■ **THE TASK**
Go through the material and pull out every line with the string "Windows" in it.

──────────────────────────────

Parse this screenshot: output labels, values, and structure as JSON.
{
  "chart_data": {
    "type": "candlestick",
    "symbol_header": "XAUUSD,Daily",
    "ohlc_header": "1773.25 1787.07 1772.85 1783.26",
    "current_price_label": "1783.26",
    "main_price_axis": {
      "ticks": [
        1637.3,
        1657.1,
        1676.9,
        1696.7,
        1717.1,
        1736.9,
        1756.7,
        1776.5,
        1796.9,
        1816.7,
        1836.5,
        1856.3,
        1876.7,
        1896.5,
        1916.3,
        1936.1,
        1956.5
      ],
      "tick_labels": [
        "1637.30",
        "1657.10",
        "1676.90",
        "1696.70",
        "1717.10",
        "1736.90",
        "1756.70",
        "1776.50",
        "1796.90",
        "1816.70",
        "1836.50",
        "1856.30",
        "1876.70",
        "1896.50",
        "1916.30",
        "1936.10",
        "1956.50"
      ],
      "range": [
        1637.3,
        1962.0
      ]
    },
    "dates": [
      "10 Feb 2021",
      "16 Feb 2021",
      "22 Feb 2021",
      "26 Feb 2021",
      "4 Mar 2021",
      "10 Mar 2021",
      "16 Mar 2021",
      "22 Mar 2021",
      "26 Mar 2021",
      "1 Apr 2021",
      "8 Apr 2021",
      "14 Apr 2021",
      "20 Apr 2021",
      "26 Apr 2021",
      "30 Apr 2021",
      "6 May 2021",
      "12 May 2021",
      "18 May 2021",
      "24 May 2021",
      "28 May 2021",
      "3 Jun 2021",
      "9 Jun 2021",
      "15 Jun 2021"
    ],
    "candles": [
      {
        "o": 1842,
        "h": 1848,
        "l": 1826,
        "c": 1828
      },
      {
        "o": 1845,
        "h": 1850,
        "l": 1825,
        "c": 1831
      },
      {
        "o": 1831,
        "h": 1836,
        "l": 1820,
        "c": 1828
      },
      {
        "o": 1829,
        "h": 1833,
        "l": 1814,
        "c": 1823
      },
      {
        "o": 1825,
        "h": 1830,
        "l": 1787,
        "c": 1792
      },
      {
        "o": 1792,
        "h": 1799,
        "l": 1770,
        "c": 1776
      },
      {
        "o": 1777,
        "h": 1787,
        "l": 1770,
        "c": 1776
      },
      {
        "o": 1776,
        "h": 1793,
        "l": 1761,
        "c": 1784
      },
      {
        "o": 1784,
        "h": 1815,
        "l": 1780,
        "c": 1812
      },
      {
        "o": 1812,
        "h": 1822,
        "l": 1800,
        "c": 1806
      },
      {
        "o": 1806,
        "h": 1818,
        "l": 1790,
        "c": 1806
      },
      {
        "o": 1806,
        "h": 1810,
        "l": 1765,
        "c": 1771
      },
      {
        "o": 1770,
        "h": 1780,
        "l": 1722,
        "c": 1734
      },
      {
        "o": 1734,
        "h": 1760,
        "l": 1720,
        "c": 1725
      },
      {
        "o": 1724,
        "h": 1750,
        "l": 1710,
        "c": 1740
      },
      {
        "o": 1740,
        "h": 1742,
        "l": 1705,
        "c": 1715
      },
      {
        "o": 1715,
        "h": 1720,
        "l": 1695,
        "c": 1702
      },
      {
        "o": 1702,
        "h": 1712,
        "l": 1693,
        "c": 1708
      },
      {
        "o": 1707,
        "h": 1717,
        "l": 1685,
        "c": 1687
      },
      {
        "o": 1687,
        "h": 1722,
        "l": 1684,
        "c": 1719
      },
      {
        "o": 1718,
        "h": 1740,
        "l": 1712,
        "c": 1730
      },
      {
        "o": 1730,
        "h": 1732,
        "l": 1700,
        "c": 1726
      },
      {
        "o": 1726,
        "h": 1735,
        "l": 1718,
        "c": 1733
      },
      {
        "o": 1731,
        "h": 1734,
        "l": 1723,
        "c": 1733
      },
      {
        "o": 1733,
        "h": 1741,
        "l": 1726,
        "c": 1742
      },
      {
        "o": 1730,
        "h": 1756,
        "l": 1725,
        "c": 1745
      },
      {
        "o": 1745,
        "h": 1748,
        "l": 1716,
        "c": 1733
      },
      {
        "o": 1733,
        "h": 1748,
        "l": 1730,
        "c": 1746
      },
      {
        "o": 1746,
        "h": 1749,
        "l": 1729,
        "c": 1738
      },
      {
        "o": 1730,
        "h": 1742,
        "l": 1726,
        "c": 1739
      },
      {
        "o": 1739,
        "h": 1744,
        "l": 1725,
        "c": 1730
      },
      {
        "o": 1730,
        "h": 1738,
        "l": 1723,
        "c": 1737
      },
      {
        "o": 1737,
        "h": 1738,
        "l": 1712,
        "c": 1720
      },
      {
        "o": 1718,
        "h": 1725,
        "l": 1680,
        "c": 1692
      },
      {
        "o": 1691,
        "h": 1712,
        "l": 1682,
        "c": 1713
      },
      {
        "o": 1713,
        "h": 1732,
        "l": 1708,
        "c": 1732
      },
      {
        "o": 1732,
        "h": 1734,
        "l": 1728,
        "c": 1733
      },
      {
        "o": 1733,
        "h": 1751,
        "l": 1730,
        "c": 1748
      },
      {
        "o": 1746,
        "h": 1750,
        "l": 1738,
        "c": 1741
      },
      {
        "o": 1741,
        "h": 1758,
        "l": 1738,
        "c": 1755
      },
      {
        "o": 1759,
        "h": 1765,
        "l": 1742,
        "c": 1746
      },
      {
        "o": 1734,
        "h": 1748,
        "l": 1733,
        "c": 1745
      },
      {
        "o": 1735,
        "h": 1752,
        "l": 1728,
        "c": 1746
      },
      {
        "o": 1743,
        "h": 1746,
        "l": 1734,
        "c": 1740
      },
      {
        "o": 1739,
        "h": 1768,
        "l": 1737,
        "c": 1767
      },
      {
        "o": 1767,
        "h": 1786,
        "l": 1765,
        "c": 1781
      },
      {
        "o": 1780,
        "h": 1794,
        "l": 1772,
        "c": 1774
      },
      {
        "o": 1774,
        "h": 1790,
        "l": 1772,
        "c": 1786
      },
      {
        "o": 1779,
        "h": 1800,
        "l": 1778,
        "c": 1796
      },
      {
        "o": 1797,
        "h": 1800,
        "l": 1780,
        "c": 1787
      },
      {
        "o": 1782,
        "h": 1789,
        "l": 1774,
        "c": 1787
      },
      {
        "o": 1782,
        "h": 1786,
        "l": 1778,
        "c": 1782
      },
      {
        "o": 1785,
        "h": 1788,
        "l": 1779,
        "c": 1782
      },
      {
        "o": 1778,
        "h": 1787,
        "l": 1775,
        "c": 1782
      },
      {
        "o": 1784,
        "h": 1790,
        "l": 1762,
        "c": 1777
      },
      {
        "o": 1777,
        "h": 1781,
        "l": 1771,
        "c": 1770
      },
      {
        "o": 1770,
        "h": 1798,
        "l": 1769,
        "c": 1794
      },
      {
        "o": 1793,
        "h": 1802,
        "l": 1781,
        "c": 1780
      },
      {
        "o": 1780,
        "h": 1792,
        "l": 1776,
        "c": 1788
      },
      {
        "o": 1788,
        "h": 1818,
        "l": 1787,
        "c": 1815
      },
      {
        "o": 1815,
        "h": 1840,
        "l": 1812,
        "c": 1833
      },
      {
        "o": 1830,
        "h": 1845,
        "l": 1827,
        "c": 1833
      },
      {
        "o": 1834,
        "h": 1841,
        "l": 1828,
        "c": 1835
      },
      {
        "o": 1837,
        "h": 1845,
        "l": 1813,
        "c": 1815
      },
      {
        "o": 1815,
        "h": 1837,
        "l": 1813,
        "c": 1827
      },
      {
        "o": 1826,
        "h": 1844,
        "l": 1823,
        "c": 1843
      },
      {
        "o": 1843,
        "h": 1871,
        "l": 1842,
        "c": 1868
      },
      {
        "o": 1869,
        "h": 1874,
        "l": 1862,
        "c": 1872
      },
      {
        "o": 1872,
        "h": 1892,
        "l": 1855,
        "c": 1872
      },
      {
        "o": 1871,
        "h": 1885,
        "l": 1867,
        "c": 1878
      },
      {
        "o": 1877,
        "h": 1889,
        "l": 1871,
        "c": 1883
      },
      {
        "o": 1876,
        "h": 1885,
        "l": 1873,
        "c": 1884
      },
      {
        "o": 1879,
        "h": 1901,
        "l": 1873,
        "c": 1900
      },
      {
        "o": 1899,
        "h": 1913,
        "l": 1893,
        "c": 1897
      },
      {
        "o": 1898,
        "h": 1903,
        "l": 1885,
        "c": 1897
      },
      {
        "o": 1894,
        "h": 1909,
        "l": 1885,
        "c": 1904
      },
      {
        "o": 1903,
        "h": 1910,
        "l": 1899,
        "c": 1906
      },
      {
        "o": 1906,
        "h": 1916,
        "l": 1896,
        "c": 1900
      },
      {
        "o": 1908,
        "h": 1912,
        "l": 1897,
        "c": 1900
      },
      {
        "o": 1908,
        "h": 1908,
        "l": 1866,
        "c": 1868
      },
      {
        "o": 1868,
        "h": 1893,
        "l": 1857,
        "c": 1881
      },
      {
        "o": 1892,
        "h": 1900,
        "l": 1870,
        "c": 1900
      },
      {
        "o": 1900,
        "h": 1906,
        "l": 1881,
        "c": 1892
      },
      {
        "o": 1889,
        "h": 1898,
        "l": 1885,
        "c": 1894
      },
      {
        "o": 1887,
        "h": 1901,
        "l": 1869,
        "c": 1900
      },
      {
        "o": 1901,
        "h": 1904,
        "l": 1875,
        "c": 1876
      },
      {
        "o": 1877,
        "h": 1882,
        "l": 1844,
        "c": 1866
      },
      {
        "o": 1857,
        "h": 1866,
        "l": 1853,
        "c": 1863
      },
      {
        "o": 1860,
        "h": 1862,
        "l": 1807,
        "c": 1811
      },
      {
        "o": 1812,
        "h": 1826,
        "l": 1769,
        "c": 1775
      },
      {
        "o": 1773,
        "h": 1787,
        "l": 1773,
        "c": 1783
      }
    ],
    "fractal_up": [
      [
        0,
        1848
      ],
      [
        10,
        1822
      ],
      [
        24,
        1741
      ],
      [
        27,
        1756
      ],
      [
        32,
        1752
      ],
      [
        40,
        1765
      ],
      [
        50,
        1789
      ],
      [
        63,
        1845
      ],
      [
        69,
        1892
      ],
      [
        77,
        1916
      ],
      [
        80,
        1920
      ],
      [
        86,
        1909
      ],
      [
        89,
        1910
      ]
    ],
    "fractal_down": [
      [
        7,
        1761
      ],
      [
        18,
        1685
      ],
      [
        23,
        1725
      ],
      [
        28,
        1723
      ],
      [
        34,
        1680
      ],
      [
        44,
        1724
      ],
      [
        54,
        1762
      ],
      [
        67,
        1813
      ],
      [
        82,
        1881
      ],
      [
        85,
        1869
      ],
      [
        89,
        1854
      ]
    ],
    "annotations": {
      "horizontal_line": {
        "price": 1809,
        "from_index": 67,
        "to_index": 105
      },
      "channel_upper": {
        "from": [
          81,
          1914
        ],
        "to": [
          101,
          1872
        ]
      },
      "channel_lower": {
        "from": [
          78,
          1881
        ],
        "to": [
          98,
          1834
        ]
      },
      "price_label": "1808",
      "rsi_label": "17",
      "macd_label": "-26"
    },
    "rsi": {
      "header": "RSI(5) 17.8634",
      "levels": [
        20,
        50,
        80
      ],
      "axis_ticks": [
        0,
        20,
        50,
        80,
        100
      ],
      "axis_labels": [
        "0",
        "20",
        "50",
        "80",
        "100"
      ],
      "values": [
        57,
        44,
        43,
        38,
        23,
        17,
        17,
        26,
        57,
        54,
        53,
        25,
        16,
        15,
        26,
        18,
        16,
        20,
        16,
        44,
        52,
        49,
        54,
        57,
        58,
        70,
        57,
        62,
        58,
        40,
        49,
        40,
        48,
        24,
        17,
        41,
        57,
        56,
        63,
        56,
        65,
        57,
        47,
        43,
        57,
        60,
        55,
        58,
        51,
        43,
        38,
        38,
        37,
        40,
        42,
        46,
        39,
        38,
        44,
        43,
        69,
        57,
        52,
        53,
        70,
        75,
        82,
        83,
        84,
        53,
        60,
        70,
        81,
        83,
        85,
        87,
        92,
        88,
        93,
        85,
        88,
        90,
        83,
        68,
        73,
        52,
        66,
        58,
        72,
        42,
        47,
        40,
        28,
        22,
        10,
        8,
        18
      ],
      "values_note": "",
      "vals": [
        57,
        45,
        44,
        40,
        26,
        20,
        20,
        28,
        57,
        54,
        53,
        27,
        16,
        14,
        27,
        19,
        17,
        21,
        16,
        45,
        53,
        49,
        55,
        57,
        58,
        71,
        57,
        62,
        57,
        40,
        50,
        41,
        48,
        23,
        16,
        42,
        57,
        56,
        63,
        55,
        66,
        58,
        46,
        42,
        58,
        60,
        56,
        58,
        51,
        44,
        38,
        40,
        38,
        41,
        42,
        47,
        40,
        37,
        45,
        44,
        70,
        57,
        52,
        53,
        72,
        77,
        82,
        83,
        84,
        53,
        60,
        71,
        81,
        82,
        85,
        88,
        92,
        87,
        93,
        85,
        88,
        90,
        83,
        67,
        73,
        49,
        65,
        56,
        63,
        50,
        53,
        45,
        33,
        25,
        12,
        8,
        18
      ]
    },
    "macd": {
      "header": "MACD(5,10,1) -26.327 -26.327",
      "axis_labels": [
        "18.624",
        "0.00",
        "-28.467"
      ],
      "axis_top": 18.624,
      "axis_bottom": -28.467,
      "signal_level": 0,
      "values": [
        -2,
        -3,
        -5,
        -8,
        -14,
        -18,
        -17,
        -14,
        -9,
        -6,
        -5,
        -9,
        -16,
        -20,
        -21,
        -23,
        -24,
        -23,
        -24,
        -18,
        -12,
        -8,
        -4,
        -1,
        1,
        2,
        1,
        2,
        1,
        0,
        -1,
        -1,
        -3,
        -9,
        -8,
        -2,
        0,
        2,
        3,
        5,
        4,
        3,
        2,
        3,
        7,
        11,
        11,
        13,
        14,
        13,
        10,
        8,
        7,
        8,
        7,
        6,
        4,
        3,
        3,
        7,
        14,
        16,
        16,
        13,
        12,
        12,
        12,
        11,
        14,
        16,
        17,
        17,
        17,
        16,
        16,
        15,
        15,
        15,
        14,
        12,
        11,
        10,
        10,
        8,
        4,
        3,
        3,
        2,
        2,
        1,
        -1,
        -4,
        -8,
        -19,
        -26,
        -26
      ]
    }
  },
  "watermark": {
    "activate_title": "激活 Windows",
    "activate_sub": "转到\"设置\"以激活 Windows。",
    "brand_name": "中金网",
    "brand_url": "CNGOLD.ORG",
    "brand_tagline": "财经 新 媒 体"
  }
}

──────────────────────────────

■ **TASK ANSWER**
    "activate_title": "激活 Windows",
    "activate_sub": "转到\"设置\"以激活 Windows。",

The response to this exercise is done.